[DATA IN THIS EXERCISE]
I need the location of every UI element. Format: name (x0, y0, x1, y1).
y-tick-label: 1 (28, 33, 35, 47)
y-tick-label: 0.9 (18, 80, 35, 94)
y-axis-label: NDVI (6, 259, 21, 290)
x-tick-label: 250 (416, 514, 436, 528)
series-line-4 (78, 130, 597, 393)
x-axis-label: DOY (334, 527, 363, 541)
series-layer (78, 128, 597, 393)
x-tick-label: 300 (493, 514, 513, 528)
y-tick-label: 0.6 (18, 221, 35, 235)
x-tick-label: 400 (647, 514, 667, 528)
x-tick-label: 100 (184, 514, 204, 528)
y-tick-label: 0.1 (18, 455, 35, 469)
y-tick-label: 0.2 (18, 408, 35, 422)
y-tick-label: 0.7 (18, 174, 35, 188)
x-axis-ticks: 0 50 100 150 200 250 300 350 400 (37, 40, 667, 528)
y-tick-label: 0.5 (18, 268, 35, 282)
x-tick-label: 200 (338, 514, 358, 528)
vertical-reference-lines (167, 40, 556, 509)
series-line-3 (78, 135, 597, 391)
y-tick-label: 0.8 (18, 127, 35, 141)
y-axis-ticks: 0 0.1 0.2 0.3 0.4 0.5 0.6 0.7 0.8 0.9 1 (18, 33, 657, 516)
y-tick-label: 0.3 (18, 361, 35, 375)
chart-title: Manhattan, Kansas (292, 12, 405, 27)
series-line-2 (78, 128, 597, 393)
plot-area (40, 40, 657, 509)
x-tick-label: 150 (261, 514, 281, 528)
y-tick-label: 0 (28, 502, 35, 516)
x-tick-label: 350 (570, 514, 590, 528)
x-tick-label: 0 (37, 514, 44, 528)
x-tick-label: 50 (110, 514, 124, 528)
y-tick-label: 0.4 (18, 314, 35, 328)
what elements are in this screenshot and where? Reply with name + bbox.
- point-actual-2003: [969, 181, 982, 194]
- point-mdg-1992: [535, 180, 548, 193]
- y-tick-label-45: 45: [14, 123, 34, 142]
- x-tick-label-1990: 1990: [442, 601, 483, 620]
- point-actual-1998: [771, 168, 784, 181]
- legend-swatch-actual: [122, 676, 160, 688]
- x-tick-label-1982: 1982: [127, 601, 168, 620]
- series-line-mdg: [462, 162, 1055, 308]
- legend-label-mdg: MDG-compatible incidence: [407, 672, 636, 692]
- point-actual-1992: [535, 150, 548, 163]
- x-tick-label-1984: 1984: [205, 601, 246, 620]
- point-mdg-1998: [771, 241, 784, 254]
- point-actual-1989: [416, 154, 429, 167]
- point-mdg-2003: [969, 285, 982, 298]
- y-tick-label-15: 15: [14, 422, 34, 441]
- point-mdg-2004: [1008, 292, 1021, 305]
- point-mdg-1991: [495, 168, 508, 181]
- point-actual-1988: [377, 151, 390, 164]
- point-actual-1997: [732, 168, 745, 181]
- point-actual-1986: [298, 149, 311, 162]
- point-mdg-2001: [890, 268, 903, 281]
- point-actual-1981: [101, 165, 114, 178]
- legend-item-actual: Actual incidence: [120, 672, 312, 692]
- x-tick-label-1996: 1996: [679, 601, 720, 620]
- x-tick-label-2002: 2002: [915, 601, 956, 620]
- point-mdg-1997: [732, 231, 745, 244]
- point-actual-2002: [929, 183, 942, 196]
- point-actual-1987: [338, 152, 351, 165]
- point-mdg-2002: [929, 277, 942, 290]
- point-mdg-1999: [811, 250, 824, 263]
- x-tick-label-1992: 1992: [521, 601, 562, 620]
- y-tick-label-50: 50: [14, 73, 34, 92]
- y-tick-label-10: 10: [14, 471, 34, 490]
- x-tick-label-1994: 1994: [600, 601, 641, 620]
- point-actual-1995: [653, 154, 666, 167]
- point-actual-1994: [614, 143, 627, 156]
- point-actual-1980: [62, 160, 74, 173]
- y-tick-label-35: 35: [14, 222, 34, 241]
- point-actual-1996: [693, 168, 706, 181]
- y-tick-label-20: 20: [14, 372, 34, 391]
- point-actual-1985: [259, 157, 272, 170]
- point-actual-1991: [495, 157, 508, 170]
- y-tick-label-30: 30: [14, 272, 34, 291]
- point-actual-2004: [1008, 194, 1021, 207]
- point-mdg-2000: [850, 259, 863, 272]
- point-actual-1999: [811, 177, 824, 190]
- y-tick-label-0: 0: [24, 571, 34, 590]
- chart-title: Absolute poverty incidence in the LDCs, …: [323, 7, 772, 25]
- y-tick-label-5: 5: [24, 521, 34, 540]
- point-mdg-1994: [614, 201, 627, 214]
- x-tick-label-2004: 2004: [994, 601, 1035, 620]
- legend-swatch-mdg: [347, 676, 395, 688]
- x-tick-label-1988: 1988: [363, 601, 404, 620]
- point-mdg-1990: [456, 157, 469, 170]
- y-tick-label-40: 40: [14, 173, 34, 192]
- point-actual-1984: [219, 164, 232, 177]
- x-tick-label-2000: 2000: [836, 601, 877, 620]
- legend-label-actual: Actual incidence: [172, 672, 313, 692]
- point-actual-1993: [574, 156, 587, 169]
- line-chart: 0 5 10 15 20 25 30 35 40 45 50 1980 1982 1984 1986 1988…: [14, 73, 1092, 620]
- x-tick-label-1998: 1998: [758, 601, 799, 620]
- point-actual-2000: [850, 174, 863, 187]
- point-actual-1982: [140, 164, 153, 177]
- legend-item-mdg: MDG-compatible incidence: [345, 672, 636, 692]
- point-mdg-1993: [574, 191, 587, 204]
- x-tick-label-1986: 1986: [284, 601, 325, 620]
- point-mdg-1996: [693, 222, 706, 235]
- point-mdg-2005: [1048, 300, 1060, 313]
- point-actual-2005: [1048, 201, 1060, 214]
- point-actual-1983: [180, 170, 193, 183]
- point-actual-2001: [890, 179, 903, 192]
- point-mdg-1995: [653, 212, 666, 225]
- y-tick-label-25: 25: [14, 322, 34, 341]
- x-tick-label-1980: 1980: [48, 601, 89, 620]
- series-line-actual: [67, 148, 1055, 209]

[PROBLEM DETAILS]
Copy out every one of the records above line for line, keeping each name and box unchanged.

[WORKED ANSWER]
I need the location of every UI element. Format: name (x0, y0, x1, y1).
y-tick-label: 1 (28, 33, 35, 47)
y-tick-label: 0.9 (18, 80, 35, 94)
y-axis-label: NDVI (6, 259, 21, 290)
x-tick-label: 250 (416, 514, 436, 528)
series-line-4 (78, 130, 597, 393)
x-axis-label: DOY (334, 527, 363, 541)
series-layer (78, 128, 597, 393)
x-tick-label: 300 (493, 514, 513, 528)
y-tick-label: 0.6 (18, 221, 35, 235)
x-tick-label: 400 (647, 514, 667, 528)
x-tick-label: 100 (184, 514, 204, 528)
y-tick-label: 0.1 (18, 455, 35, 469)
y-tick-label: 0.2 (18, 408, 35, 422)
y-tick-label: 0.7 (18, 174, 35, 188)
x-axis-ticks: 0 50 100 150 200 250 300 350 400 (37, 40, 667, 528)
y-tick-label: 0.5 (18, 268, 35, 282)
x-tick-label: 200 (338, 514, 358, 528)
vertical-reference-lines (167, 40, 556, 509)
series-line-3 (78, 135, 597, 391)
y-tick-label: 0.8 (18, 127, 35, 141)
y-axis-ticks: 0 0.1 0.2 0.3 0.4 0.5 0.6 0.7 0.8 0.9 1 (18, 33, 657, 516)
y-tick-label: 0.3 (18, 361, 35, 375)
chart-title: Manhattan, Kansas (292, 12, 405, 27)
series-line-2 (78, 128, 597, 393)
plot-area (40, 40, 657, 509)
x-tick-label: 150 (261, 514, 281, 528)
y-tick-label: 0 (28, 502, 35, 516)
x-tick-label: 350 (570, 514, 590, 528)
x-tick-label: 0 (37, 514, 44, 528)
x-tick-label: 50 (110, 514, 124, 528)
y-tick-label: 0.4 (18, 314, 35, 328)
what elements are in this screenshot and where? Reply with name + bbox.
- point-actual-2003: [969, 181, 982, 194]
- point-mdg-1992: [535, 180, 548, 193]
- y-tick-label-45: 45: [14, 123, 34, 142]
- x-tick-label-1990: 1990: [442, 601, 483, 620]
- point-actual-1998: [771, 168, 784, 181]
- legend-swatch-actual: [122, 676, 160, 688]
- x-tick-label-1982: 1982: [127, 601, 168, 620]
- series-line-mdg: [462, 162, 1055, 308]
- legend-label-mdg: MDG-compatible incidence: [407, 672, 636, 692]
- point-actual-1992: [535, 150, 548, 163]
- x-tick-label-1984: 1984: [205, 601, 246, 620]
- point-mdg-1998: [771, 241, 784, 254]
- point-actual-1989: [416, 154, 429, 167]
- point-mdg-2003: [969, 285, 982, 298]
- y-tick-label-15: 15: [14, 422, 34, 441]
- point-mdg-2004: [1008, 292, 1021, 305]
- point-mdg-1991: [495, 168, 508, 181]
- point-actual-1988: [377, 151, 390, 164]
- point-actual-1997: [732, 168, 745, 181]
- point-actual-1986: [298, 149, 311, 162]
- point-mdg-2001: [890, 268, 903, 281]
- point-actual-1981: [101, 165, 114, 178]
- legend-item-actual: Actual incidence: [120, 672, 312, 692]
- x-tick-label-1996: 1996: [679, 601, 720, 620]
- x-tick-label-2002: 2002: [915, 601, 956, 620]
- point-mdg-1997: [732, 231, 745, 244]
- point-actual-2002: [929, 183, 942, 196]
- point-actual-1987: [338, 152, 351, 165]
- point-mdg-2002: [929, 277, 942, 290]
- point-mdg-1999: [811, 250, 824, 263]
- x-tick-label-1992: 1992: [521, 601, 562, 620]
- y-tick-label-50: 50: [14, 73, 34, 92]
- y-tick-label-10: 10: [14, 471, 34, 490]
- x-tick-label-1994: 1994: [600, 601, 641, 620]
- point-actual-1995: [653, 154, 666, 167]
- point-actual-1994: [614, 143, 627, 156]
- point-actual-1980: [62, 160, 74, 173]
- y-tick-label-35: 35: [14, 222, 34, 241]
- point-actual-1996: [693, 168, 706, 181]
- y-tick-label-20: 20: [14, 372, 34, 391]
- point-actual-1985: [259, 157, 272, 170]
- point-actual-1991: [495, 157, 508, 170]
- y-tick-label-30: 30: [14, 272, 34, 291]
- point-actual-2004: [1008, 194, 1021, 207]
- point-mdg-2000: [850, 259, 863, 272]
- point-actual-1999: [811, 177, 824, 190]
- y-tick-label-0: 0: [24, 571, 34, 590]
- chart-title: Absolute poverty incidence in the LDCs, …: [323, 7, 772, 25]
- y-tick-label-5: 5: [24, 521, 34, 540]
- point-mdg-1994: [614, 201, 627, 214]
- x-tick-label-2004: 2004: [994, 601, 1035, 620]
- legend-swatch-mdg: [347, 676, 395, 688]
- x-tick-label-1988: 1988: [363, 601, 404, 620]
- point-mdg-1990: [456, 157, 469, 170]
- y-tick-label-40: 40: [14, 173, 34, 192]
- point-actual-1984: [219, 164, 232, 177]
- x-tick-label-2000: 2000: [836, 601, 877, 620]
- legend-label-actual: Actual incidence: [172, 672, 313, 692]
- point-actual-1993: [574, 156, 587, 169]
- line-chart: 0 5 10 15 20 25 30 35 40 45 50 1980 1982 1984 1986 1988…: [14, 73, 1092, 620]
- x-tick-label-1998: 1998: [758, 601, 799, 620]
- point-actual-2000: [850, 174, 863, 187]
- point-actual-1982: [140, 164, 153, 177]
- legend-item-mdg: MDG-compatible incidence: [345, 672, 636, 692]
- point-mdg-1993: [574, 191, 587, 204]
- x-tick-label-1986: 1986: [284, 601, 325, 620]
- point-mdg-1996: [693, 222, 706, 235]
- point-mdg-2005: [1048, 300, 1060, 313]
- point-actual-2005: [1048, 201, 1060, 214]
- point-actual-1983: [180, 170, 193, 183]
- point-actual-2001: [890, 179, 903, 192]
- point-mdg-1995: [653, 212, 666, 225]
- y-tick-label-25: 25: [14, 322, 34, 341]
- x-tick-label-1980: 1980: [48, 601, 89, 620]
- series-line-actual: [67, 148, 1055, 209]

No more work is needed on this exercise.